Say how many lines include the word "projects". Reply with nothing but the number.

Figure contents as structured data
□ □ □ □ □ □ □

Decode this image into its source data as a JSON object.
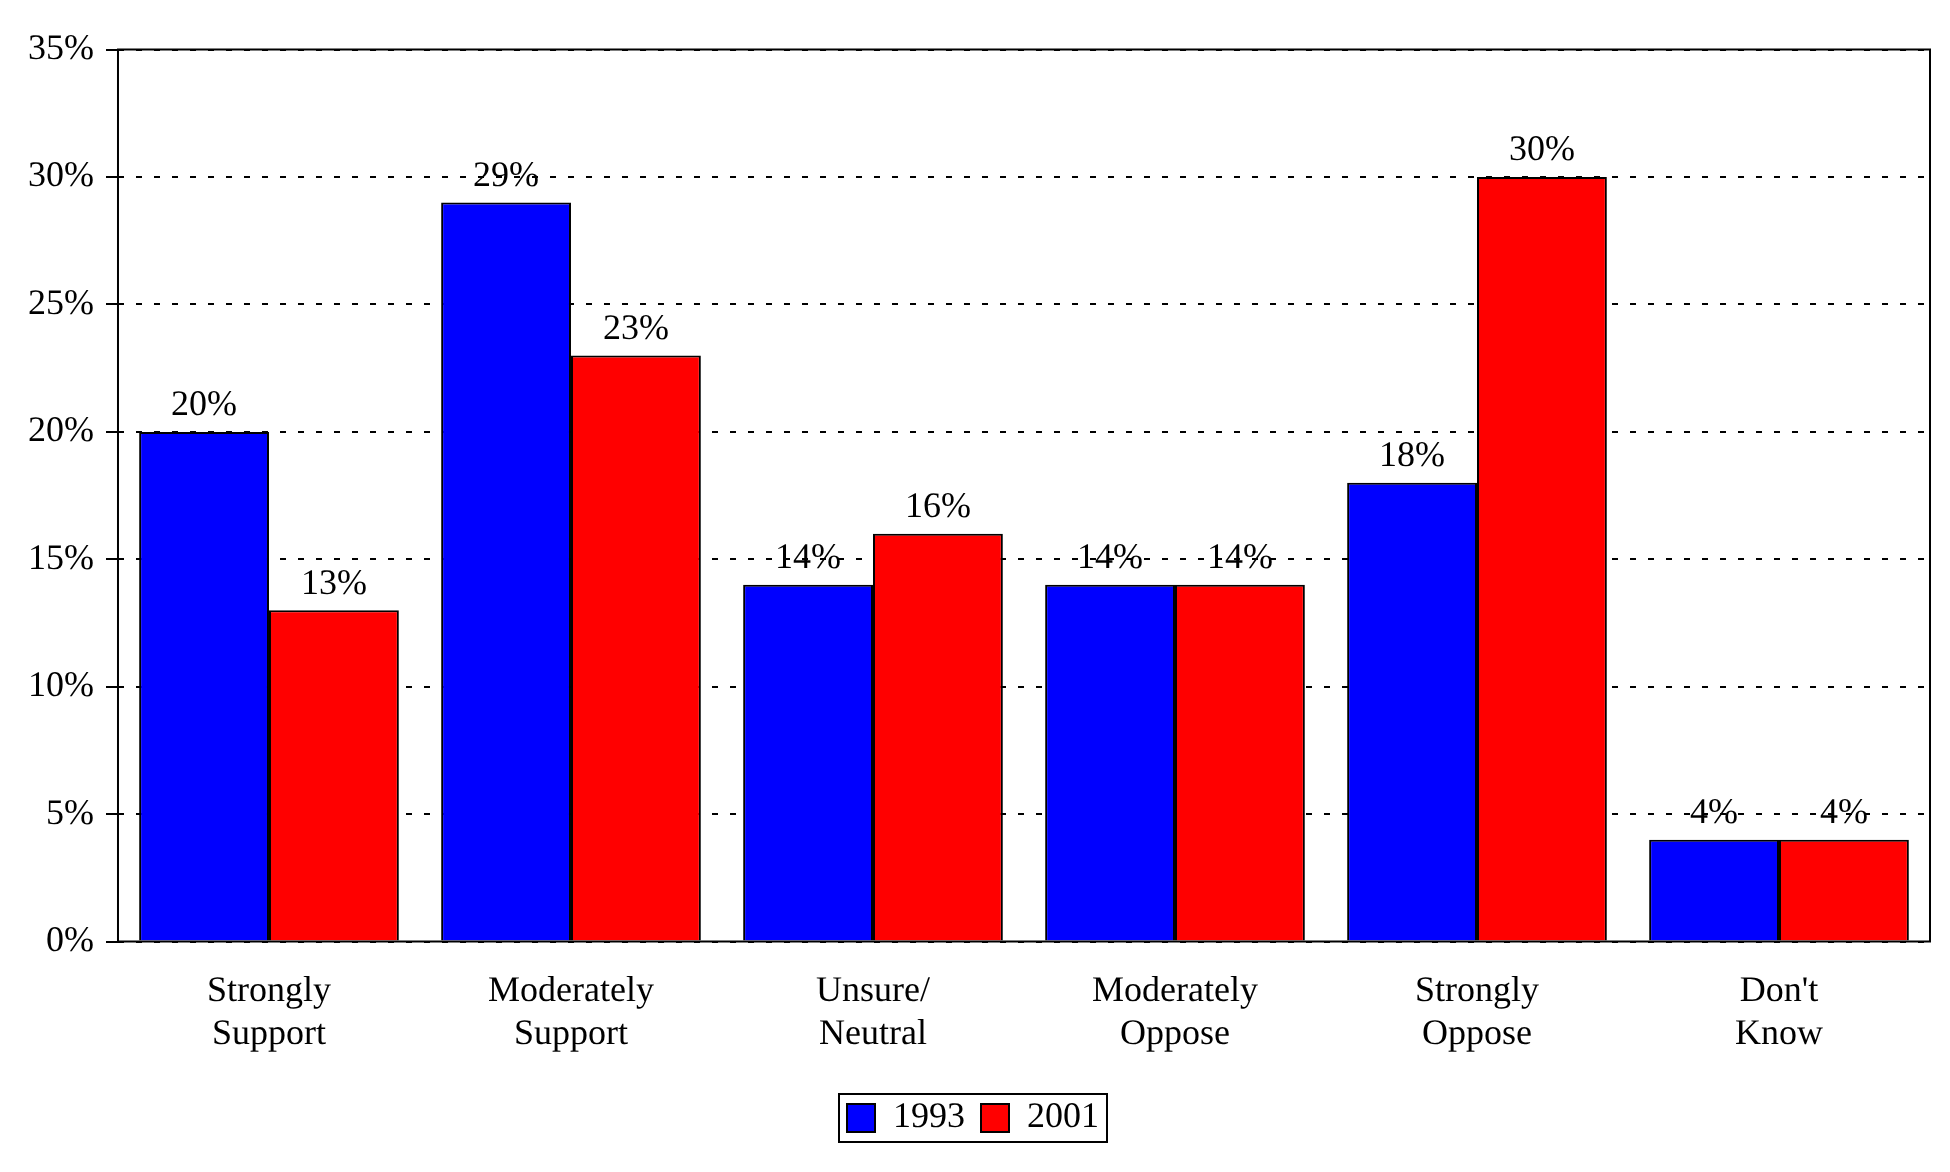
{
  "chart_data": {
    "type": "bar",
    "categories": [
      "Strongly Support",
      "Moderately Support",
      "Unsure/ Neutral",
      "Moderately Oppose",
      "Strongly Oppose",
      "Don't Know"
    ],
    "series": [
      {
        "name": "1993",
        "color": "#0000ff",
        "values": [
          20,
          29,
          14,
          14,
          18,
          4
        ],
        "value_labels": [
          "20%",
          "29%",
          "14%",
          "14%",
          "18%",
          "4%"
        ]
      },
      {
        "name": "2001",
        "color": "#ff0000",
        "values": [
          13,
          23,
          16,
          14,
          30,
          4
        ],
        "value_labels": [
          "13%",
          "23%",
          "16%",
          "14%",
          "30%",
          "4%"
        ]
      }
    ],
    "ylim": [
      0,
      35
    ],
    "yticks": [
      {
        "value": 0,
        "label": "0%"
      },
      {
        "value": 5,
        "label": "5%"
      },
      {
        "value": 10,
        "label": "10%"
      },
      {
        "value": 15,
        "label": "15%"
      },
      {
        "value": 20,
        "label": "20%"
      },
      {
        "value": 25,
        "label": "25%"
      },
      {
        "value": 30,
        "label": "30%"
      },
      {
        "value": 35,
        "label": "35%"
      }
    ],
    "grid": "y",
    "legend": "bottom"
  }
}
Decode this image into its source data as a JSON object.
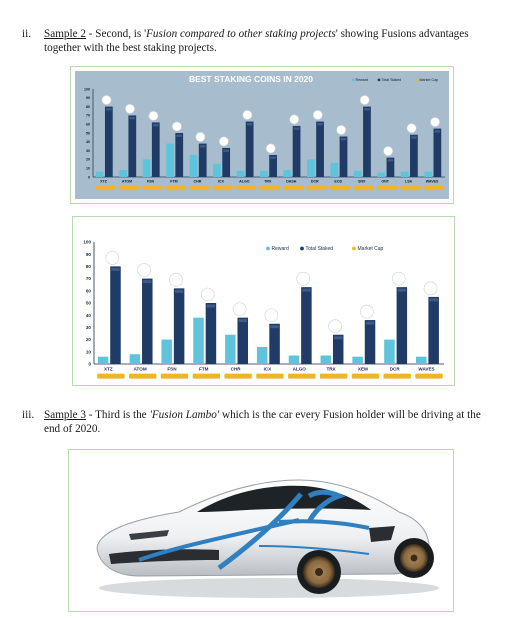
{
  "section_ii": {
    "number": "ii.",
    "link": "Sample 2",
    "text_a": " - Second, is ",
    "title": "Fusion compared to other staking projects",
    "text_b": "' showing Fusions advantages together with the best staking projects."
  },
  "section_iii": {
    "number": "iii.",
    "link": "Sample 3",
    "text_a": " - Third is the ",
    "title": "'Fusion Lambo'",
    "text_b": " which is the car every Fusion holder will be driving at the end of 2020."
  },
  "colors": {
    "reward": "#5ec4db",
    "staked": "#1f3b66",
    "market": "#f0b429",
    "panel": "#a7bccd",
    "frame": "#b9dbb1"
  },
  "chart_data": [
    {
      "type": "bar",
      "title": "BEST STAKING COINS IN 2020",
      "legend_position": "top-right",
      "legend": [
        "Reward",
        "Total Staked",
        "Market Cap"
      ],
      "categories": [
        "XTZ",
        "ATOM",
        "FSN",
        "FTM",
        "CHR",
        "ICX",
        "ALGO",
        "TRX",
        "DASH",
        "DCR",
        "EOS",
        "SNX",
        "ONT",
        "LSK",
        "WAVES"
      ],
      "series": [
        {
          "name": "Reward",
          "values": [
            6,
            8,
            20,
            38,
            25,
            15,
            7,
            7,
            8,
            20,
            16,
            7,
            5,
            6,
            6
          ]
        },
        {
          "name": "Total Staked",
          "values": [
            80,
            70,
            62,
            50,
            38,
            33,
            63,
            25,
            58,
            63,
            46,
            80,
            22,
            48,
            55
          ]
        }
      ],
      "yticks": [
        "100",
        "90",
        "80",
        "70",
        "60",
        "50",
        "40",
        "30",
        "20",
        "10",
        "0"
      ],
      "ylim": [
        0,
        100
      ]
    },
    {
      "type": "bar",
      "legend_position": "top-right",
      "legend": [
        "Reward",
        "Total Staked",
        "Market Cap"
      ],
      "categories": [
        "XTZ",
        "ATOM",
        "FSN",
        "FTM",
        "CHR",
        "ICX",
        "ALGO",
        "TRX",
        "XEM",
        "DCR",
        "WAVES"
      ],
      "series": [
        {
          "name": "Reward",
          "values": [
            6,
            8,
            20,
            38,
            24,
            14,
            7,
            7,
            6,
            20,
            6
          ]
        },
        {
          "name": "Total Staked",
          "values": [
            80,
            70,
            62,
            50,
            38,
            33,
            63,
            24,
            36,
            63,
            55
          ]
        }
      ],
      "yticks": [
        "100",
        "90",
        "80",
        "70",
        "60",
        "50",
        "40",
        "30",
        "20",
        "10",
        "0"
      ],
      "ylim": [
        0,
        100
      ]
    }
  ]
}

□ □ □ □ □ □ □

• Written solution: 2